=== Data provided ===

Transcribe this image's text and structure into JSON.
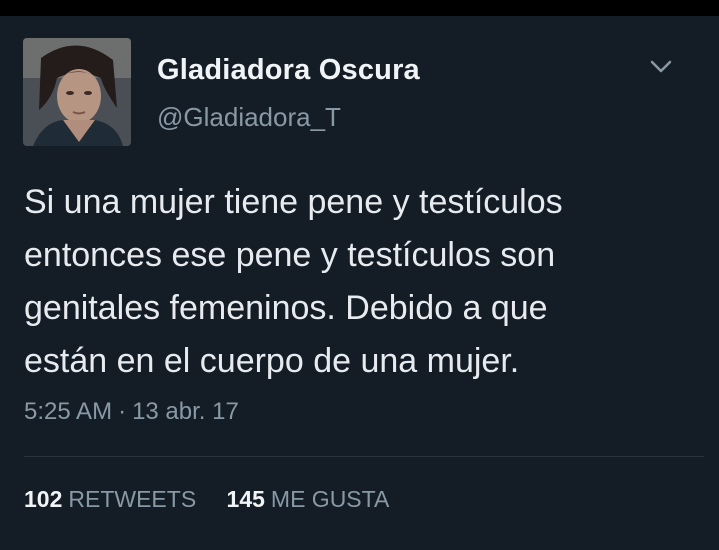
{
  "tweet": {
    "display_name": "Gladiadora Oscura",
    "handle": "@Gladiadora_T",
    "text_lines": [
      "Si una mujer tiene pene y testículos",
      "entonces ese pene y testículos son",
      "genitales femeninos. Debido a que",
      "están en el cuerpo de una mujer."
    ],
    "time": "5:25 AM",
    "date": "13 abr. 17",
    "retweets": {
      "count": "102",
      "label": "RETWEETS"
    },
    "likes": {
      "count": "145",
      "label": "ME GUSTA"
    }
  },
  "icons": {
    "menu": "chevron-down-icon",
    "avatar": "profile-photo"
  },
  "colors": {
    "background": "#141d26",
    "primary_text": "#e7ebef",
    "secondary_text": "#8899a6"
  }
}
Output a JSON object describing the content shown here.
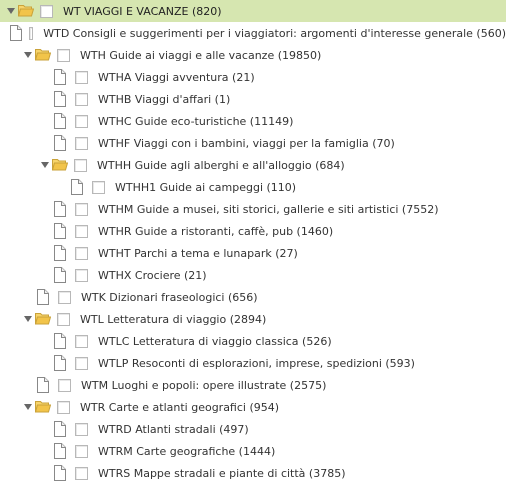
{
  "tree": {
    "rows": [
      {
        "label": "WT VIAGGI E VACANZE (820)",
        "icon": "folder-open-icon",
        "expanded": true,
        "selected": true
      },
      {
        "label": "WTD Consigli e suggerimenti per i viaggiatori: argomenti d'interesse generale (560)",
        "icon": "document-icon"
      },
      {
        "label": "WTH Guide ai viaggi e alle vacanze (19850)",
        "icon": "folder-open-icon",
        "expanded": true
      },
      {
        "label": "WTHA Viaggi avventura (21)",
        "icon": "document-icon"
      },
      {
        "label": "WTHB Viaggi d'affari (1)",
        "icon": "document-icon"
      },
      {
        "label": "WTHC Guide eco-turistiche (11149)",
        "icon": "document-icon"
      },
      {
        "label": "WTHF Viaggi con i bambini, viaggi per la famiglia (70)",
        "icon": "document-icon"
      },
      {
        "label": "WTHH Guide agli alberghi e all'alloggio (684)",
        "icon": "folder-open-icon",
        "expanded": true
      },
      {
        "label": "WTHH1 Guide ai campeggi (110)",
        "icon": "document-icon"
      },
      {
        "label": "WTHM Guide a musei, siti storici, gallerie e siti artistici (7552)",
        "icon": "document-icon"
      },
      {
        "label": "WTHR Guide a ristoranti, caffè, pub (1460)",
        "icon": "document-icon"
      },
      {
        "label": "WTHT Parchi a tema e lunapark (27)",
        "icon": "document-icon"
      },
      {
        "label": "WTHX Crociere (21)",
        "icon": "document-icon"
      },
      {
        "label": "WTK Dizionari fraseologici (656)",
        "icon": "document-icon"
      },
      {
        "label": "WTL Letteratura di viaggio (2894)",
        "icon": "folder-open-icon",
        "expanded": true
      },
      {
        "label": "WTLC Letteratura di viaggio classica (526)",
        "icon": "document-icon"
      },
      {
        "label": "WTLP Resoconti di esplorazioni, imprese, spedizioni (593)",
        "icon": "document-icon"
      },
      {
        "label": "WTM Luoghi e popoli: opere illustrate (2575)",
        "icon": "document-icon"
      },
      {
        "label": "WTR Carte e atlanti geografici (954)",
        "icon": "folder-open-icon",
        "expanded": true
      },
      {
        "label": "WTRD Atlanti stradali (497)",
        "icon": "document-icon"
      },
      {
        "label": "WTRM Carte geografiche (1444)",
        "icon": "document-icon"
      },
      {
        "label": "WTRS Mappe stradali e piante di città (3785)",
        "icon": "document-icon"
      }
    ]
  },
  "colors": {
    "selected_row": "#d6e6b0",
    "folder": "#f0c040",
    "text": "#333333"
  }
}
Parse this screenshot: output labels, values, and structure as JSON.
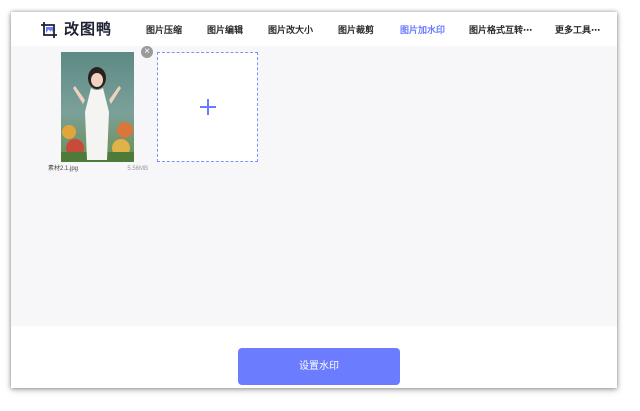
{
  "app": {
    "name": "改图鸭",
    "accent_color": "#6b7cff"
  },
  "nav": {
    "items": [
      {
        "label": "图片压缩"
      },
      {
        "label": "图片编辑"
      },
      {
        "label": "图片改大小"
      },
      {
        "label": "图片裁剪"
      },
      {
        "label": "图片加水印",
        "active": true
      },
      {
        "label": "图片格式互转⋯"
      },
      {
        "label": "更多工具⋯"
      }
    ]
  },
  "files": [
    {
      "name": "素材2.1.jpg",
      "size": "5.56MB",
      "thumbnail": "photo-of-woman-in-white-dress"
    }
  ],
  "upload": {
    "icon": "plus-icon"
  },
  "actions": {
    "primary_label": "设置水印"
  }
}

===

Return all of the entries word for word, but omit the pictures.

Transcribe this image's text and structure into JSON.
{
  "tweet": {
    "display_name": "Gladiadora Oscura",
    "handle": "@Gladiadora_T",
    "text_lines": [
      "Si una mujer tiene pene y testículos",
      "entonces ese pene y testículos son",
      "genitales femeninos. Debido a que",
      "están en el cuerpo de una mujer."
    ],
    "time": "5:25 AM",
    "date": "13 abr. 17",
    "retweets": {
      "count": "102",
      "label": "RETWEETS"
    },
    "likes": {
      "count": "145",
      "label": "ME GUSTA"
    }
  },
  "icons": {
    "menu": "chevron-down-icon",
    "avatar": "profile-photo"
  },
  "colors": {
    "background": "#141d26",
    "primary_text": "#e7ebef",
    "secondary_text": "#8899a6"
  }
}
Output a JSON object describing the content shown here.
{
  "tree": {
    "rows": [
      {
        "label": "WT VIAGGI E VACANZE (820)",
        "icon": "folder-open-icon",
        "expanded": true,
        "selected": true
      },
      {
        "label": "WTD Consigli e suggerimenti per i viaggiatori: argomenti d'interesse generale (560)",
        "icon": "document-icon"
      },
      {
        "label": "WTH Guide ai viaggi e alle vacanze (19850)",
        "icon": "folder-open-icon",
        "expanded": true
      },
      {
        "label": "WTHA Viaggi avventura (21)",
        "icon": "document-icon"
      },
      {
        "label": "WTHB Viaggi d'affari (1)",
        "icon": "document-icon"
      },
      {
        "label": "WTHC Guide eco-turistiche (11149)",
        "icon": "document-icon"
      },
      {
        "label": "WTHF Viaggi con i bambini, viaggi per la famiglia (70)",
        "icon": "document-icon"
      },
      {
        "label": "WTHH Guide agli alberghi e all'alloggio (684)",
        "icon": "folder-open-icon",
        "expanded": true
      },
      {
        "label": "WTHH1 Guide ai campeggi (110)",
        "icon": "document-icon"
      },
      {
        "label": "WTHM Guide a musei, siti storici, gallerie e siti artistici (7552)",
        "icon": "document-icon"
      },
      {
        "label": "WTHR Guide a ristoranti, caffè, pub (1460)",
        "icon": "document-icon"
      },
      {
        "label": "WTHT Parchi a tema e lunapark (27)",
        "icon": "document-icon"
      },
      {
        "label": "WTHX Crociere (21)",
        "icon": "document-icon"
      },
      {
        "label": "WTK Dizionari fraseologici (656)",
        "icon": "document-icon"
      },
      {
        "label": "WTL Letteratura di viaggio (2894)",
        "icon": "folder-open-icon",
        "expanded": true
      },
      {
        "label": "WTLC Letteratura di viaggio classica (526)",
        "icon": "document-icon"
      },
      {
        "label": "WTLP Resoconti di esplorazioni, imprese, spedizioni (593)",
        "icon": "document-icon"
      },
      {
        "label": "WTM Luoghi e popoli: opere illustrate (2575)",
        "icon": "document-icon"
      },
      {
        "label": "WTR Carte e atlanti geografici (954)",
        "icon": "folder-open-icon",
        "expanded": true
      },
      {
        "label": "WTRD Atlanti stradali (497)",
        "icon": "document-icon"
      },
      {
        "label": "WTRM Carte geografiche (1444)",
        "icon": "document-icon"
      },
      {
        "label": "WTRS Mappe stradali e piante di città (3785)",
        "icon": "document-icon"
      }
    ]
  },
  "colors": {
    "selected_row": "#d6e6b0",
    "folder": "#f0c040",
    "text": "#333333"
  }
}
Parse this screenshot: output labels, values, and structure as JSON.
{
  "app": {
    "name": "改图鸭",
    "accent_color": "#6b7cff"
  },
  "nav": {
    "items": [
      {
        "label": "图片压缩"
      },
      {
        "label": "图片编辑"
      },
      {
        "label": "图片改大小"
      },
      {
        "label": "图片裁剪"
      },
      {
        "label": "图片加水印",
        "active": true
      },
      {
        "label": "图片格式互转⋯"
      },
      {
        "label": "更多工具⋯"
      }
    ]
  },
  "files": [
    {
      "name": "素材2.1.jpg",
      "size": "5.56MB",
      "thumbnail": "photo-of-woman-in-white-dress"
    }
  ],
  "upload": {
    "icon": "plus-icon"
  },
  "actions": {
    "primary_label": "设置水印"
  }
}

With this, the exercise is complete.